--- begin Records supplied ---

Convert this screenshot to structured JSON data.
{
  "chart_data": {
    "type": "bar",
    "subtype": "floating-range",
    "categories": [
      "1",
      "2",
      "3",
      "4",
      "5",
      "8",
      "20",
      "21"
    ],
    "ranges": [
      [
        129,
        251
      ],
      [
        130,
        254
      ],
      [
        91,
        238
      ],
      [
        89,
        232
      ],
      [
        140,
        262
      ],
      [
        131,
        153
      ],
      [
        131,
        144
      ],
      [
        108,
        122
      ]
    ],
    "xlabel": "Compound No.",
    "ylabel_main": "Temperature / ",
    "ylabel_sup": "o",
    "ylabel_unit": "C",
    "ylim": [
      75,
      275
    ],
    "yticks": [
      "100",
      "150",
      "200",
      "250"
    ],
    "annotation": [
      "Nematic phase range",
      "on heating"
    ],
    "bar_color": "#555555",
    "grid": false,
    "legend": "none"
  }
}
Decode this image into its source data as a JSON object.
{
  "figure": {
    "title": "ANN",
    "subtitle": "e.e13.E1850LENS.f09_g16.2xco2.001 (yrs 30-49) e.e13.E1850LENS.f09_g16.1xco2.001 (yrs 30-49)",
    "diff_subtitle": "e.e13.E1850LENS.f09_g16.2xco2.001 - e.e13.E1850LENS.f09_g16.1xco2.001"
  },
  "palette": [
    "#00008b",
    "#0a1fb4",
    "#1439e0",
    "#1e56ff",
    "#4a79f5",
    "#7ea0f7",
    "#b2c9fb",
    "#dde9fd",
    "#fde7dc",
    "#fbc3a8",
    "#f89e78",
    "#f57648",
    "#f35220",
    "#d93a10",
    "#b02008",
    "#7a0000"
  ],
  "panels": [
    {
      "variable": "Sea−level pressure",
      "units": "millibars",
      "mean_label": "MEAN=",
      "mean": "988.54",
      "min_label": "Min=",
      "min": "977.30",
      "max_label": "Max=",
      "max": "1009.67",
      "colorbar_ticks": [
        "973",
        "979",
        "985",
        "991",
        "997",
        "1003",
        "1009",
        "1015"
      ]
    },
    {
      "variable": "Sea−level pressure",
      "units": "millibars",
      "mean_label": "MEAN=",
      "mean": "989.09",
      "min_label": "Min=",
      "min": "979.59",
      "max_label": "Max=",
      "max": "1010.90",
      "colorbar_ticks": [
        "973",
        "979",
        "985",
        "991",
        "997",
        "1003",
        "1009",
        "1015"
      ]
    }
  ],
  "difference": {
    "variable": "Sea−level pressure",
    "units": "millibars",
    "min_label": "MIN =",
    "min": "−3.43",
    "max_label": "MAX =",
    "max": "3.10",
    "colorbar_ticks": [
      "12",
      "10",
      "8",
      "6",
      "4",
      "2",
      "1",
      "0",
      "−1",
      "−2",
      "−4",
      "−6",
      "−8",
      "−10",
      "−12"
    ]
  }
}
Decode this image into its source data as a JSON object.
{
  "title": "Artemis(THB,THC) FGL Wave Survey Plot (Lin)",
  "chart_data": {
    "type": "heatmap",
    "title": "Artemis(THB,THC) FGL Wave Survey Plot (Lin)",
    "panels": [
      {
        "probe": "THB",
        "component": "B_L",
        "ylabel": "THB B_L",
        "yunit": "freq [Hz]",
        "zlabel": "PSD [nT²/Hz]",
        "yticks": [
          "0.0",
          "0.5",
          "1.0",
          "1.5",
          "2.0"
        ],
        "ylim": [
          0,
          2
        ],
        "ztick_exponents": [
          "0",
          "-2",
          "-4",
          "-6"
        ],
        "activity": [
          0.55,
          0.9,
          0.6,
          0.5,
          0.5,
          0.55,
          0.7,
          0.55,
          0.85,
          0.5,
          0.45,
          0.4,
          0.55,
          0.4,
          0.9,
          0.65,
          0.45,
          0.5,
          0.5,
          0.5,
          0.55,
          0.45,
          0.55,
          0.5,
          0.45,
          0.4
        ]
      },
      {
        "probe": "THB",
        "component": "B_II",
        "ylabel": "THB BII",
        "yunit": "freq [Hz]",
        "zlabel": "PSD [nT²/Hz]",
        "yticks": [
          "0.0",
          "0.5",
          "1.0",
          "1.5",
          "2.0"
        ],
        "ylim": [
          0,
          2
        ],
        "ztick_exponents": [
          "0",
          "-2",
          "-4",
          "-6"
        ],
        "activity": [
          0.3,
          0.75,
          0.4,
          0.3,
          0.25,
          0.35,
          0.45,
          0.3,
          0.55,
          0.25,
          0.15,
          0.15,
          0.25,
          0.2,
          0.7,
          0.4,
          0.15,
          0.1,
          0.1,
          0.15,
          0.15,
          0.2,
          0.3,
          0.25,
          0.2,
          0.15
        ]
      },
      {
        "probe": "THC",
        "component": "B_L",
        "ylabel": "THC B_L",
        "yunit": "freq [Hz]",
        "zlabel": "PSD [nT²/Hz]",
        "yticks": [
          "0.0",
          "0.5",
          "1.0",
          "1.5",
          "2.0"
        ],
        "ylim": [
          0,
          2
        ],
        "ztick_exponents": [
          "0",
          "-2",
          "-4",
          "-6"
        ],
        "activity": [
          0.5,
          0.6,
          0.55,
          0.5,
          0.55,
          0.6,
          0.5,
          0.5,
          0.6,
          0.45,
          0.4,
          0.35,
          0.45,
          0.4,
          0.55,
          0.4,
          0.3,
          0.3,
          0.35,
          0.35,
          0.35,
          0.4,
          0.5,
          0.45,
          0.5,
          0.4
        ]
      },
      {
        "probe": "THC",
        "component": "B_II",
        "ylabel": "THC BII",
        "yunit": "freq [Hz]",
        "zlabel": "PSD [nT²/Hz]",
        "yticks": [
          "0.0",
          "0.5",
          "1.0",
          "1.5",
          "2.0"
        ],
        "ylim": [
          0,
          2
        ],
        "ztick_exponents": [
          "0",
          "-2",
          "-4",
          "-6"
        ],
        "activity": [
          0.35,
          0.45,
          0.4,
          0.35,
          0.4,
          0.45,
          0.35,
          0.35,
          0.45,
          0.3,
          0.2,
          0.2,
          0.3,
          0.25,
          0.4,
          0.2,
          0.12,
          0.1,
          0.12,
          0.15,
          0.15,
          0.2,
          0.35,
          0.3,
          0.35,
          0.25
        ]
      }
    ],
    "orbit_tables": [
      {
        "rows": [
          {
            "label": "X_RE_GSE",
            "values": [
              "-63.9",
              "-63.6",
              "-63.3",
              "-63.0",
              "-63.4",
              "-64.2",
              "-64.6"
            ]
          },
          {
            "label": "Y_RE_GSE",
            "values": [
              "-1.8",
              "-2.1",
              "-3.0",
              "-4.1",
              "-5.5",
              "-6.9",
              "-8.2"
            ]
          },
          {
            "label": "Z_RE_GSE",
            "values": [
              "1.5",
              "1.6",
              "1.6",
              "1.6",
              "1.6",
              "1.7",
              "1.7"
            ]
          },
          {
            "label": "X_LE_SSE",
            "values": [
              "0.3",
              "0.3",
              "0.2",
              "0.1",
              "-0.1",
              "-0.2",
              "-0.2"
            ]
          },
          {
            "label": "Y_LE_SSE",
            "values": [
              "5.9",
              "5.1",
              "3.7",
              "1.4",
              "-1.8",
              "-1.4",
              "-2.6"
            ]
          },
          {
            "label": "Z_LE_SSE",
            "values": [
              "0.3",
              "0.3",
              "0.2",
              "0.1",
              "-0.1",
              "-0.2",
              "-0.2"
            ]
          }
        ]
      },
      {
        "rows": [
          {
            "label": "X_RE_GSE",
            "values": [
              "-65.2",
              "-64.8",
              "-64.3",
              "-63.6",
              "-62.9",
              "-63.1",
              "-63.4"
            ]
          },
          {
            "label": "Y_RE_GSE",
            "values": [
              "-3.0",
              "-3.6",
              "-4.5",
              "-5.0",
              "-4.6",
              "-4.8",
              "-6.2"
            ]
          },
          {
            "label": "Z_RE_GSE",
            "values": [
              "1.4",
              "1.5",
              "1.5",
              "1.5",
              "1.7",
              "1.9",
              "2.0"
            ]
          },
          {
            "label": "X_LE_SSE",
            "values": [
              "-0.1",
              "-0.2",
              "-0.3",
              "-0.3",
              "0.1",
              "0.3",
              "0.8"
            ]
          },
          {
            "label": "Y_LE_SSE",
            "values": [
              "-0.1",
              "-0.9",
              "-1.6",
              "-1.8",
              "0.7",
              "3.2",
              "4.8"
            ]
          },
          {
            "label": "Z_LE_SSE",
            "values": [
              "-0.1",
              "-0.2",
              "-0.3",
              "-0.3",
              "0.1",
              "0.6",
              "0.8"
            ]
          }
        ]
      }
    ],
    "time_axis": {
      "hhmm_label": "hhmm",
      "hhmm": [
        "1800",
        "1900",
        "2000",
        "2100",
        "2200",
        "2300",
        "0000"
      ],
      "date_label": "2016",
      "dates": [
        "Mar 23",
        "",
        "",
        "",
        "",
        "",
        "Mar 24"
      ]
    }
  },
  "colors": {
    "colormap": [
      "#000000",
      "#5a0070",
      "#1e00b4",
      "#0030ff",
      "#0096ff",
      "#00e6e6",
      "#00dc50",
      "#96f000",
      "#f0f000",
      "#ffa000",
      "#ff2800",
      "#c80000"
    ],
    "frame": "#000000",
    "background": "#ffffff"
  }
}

--- end Records supplied ---

(Exercise instructions):
Check each line of the material above for "Wave" and say how many lines contain it, giving the number alone.

(Worked solution):
2